**What this task involves**
Extract the lines that hold the string "galera".

**Input material**
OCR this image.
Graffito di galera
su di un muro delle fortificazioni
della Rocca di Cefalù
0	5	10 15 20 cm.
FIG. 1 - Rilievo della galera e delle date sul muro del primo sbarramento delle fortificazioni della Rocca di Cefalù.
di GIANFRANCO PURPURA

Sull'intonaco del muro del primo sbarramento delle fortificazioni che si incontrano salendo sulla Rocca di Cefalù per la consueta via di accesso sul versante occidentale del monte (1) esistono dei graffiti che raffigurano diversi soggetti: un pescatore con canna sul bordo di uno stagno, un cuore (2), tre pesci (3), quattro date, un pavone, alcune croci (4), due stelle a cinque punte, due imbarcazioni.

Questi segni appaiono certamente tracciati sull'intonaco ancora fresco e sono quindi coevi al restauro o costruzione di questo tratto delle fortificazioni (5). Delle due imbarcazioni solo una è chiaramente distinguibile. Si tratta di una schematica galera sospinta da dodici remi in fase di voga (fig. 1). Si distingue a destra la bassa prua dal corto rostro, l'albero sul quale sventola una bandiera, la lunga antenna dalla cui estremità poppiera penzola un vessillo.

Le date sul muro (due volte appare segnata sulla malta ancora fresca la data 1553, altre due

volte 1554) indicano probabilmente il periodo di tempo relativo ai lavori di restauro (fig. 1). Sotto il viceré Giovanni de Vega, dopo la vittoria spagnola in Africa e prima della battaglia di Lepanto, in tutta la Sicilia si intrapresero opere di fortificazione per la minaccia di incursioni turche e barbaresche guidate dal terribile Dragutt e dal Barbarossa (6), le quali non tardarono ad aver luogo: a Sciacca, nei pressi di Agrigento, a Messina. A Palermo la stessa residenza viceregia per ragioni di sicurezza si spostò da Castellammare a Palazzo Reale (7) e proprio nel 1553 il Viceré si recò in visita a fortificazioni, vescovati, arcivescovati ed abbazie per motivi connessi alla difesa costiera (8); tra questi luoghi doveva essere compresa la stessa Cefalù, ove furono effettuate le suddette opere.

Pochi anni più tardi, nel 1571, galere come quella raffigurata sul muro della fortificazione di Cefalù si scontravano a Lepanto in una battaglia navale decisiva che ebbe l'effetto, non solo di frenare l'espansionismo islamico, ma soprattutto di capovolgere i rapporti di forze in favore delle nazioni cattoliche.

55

**Final result**
Graffito di galera
FIG. 1 - Rilievo della galera e delle date sul muro del primo sbarramento delle fortificazioni della Rocca di Cefalù.
Questi segni appaiono certamente tracciati sull'intonaco ancora fresco e sono quindi coevi al restauro o costruzione di questo tratto delle fortificazioni (5). Delle due imbarcazioni solo una è chiaramente distinguibile. Si tratta di una schematica galera sospinta da dodici remi in fase di voga (fig. 1). Si distingue a destra la bassa prua dal corto rostro, l'albero sul quale sventola una bandiera, la lunga antenna dalla cui estremità poppiera penzola un vessillo.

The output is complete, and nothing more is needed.